Structured figure records:
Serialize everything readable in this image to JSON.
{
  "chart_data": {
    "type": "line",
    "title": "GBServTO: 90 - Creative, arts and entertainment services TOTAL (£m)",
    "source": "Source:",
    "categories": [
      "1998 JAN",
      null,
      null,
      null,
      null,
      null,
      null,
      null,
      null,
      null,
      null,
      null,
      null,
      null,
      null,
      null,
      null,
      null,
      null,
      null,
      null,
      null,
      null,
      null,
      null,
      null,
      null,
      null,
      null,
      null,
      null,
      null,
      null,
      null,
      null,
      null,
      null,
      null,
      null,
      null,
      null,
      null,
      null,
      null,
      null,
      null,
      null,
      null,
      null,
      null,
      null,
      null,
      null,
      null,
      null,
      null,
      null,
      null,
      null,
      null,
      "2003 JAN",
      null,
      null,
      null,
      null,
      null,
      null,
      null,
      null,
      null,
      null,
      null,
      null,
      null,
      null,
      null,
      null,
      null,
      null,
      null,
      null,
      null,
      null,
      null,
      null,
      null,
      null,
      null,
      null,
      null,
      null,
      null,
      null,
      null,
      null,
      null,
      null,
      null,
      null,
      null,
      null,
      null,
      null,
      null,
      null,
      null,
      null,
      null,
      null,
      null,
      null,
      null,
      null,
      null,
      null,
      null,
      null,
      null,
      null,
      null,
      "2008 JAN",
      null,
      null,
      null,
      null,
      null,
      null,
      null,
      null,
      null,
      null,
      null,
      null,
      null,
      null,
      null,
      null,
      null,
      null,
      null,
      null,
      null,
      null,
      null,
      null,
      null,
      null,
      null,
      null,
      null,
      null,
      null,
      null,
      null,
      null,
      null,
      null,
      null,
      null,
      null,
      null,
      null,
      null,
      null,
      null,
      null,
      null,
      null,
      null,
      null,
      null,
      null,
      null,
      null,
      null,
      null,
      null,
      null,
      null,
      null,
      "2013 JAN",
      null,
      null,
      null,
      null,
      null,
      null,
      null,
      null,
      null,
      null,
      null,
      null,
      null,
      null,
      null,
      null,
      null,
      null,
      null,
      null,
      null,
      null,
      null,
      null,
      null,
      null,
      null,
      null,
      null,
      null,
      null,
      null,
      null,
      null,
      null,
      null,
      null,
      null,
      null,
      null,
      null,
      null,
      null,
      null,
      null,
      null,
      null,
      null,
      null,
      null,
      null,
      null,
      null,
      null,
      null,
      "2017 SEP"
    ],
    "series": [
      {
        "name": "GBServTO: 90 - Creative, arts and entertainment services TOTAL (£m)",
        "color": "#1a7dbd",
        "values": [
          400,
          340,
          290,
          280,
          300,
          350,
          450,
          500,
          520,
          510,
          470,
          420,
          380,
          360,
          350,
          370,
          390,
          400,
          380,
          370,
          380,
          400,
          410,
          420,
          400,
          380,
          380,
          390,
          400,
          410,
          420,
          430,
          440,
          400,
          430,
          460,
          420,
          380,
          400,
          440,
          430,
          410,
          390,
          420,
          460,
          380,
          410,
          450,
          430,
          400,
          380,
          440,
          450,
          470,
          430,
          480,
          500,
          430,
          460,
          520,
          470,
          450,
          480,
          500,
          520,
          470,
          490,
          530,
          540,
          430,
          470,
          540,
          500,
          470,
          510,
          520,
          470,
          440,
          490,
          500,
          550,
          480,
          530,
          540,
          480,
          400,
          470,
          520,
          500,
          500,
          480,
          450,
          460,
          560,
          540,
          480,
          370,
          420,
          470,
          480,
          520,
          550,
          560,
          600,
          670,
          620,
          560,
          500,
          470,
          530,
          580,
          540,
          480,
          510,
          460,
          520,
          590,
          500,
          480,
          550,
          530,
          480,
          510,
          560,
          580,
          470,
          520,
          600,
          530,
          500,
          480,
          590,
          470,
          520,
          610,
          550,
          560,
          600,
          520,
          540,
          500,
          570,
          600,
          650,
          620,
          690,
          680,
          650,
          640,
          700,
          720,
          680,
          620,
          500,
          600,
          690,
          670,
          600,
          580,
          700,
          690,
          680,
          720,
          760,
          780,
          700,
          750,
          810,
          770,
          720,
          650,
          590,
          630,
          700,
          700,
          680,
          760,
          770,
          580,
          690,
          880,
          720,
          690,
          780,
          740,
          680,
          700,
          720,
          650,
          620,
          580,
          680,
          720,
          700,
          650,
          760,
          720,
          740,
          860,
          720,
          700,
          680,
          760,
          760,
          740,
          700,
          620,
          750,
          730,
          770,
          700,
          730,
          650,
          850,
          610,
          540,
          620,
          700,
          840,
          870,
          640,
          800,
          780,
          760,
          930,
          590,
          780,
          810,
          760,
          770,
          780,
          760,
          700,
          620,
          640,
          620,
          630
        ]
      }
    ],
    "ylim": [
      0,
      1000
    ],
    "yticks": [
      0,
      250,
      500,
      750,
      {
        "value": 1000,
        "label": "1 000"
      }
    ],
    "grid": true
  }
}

* * *

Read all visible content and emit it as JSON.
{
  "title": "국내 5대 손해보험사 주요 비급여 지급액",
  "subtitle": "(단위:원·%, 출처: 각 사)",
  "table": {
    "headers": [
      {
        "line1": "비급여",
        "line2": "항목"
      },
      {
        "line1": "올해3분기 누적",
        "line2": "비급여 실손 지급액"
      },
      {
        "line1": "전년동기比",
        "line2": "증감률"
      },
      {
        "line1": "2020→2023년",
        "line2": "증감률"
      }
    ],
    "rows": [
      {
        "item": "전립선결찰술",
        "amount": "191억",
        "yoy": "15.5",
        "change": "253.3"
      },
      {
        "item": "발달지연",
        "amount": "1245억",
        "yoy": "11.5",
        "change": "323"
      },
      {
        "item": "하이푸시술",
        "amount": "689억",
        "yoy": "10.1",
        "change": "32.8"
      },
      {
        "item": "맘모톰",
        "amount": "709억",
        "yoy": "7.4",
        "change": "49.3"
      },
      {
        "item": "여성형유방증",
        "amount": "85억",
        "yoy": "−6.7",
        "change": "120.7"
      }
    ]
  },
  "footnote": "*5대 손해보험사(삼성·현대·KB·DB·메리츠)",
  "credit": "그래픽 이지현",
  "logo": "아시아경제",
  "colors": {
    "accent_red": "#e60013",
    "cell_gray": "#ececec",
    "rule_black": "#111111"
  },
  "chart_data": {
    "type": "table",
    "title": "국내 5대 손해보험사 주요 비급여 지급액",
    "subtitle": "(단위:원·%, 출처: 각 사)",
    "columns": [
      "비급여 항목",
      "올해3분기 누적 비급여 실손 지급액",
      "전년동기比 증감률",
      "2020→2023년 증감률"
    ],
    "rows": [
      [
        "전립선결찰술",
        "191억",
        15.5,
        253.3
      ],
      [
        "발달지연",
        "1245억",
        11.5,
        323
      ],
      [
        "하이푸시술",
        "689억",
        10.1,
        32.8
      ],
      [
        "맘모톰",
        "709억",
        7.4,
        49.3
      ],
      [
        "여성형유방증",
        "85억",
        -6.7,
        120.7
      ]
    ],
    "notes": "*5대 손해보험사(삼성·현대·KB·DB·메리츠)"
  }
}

- _REQUIRED TASK_
Show each line of the listing that holds the string "arts".

- _ANSWER IN FULL_
    "title": "GBServTO: 90 - Creative, arts and entertainment services TOTAL (£m)",
        "name": "GBServTO: 90 - Creative, arts and entertainment services TOTAL (£m)",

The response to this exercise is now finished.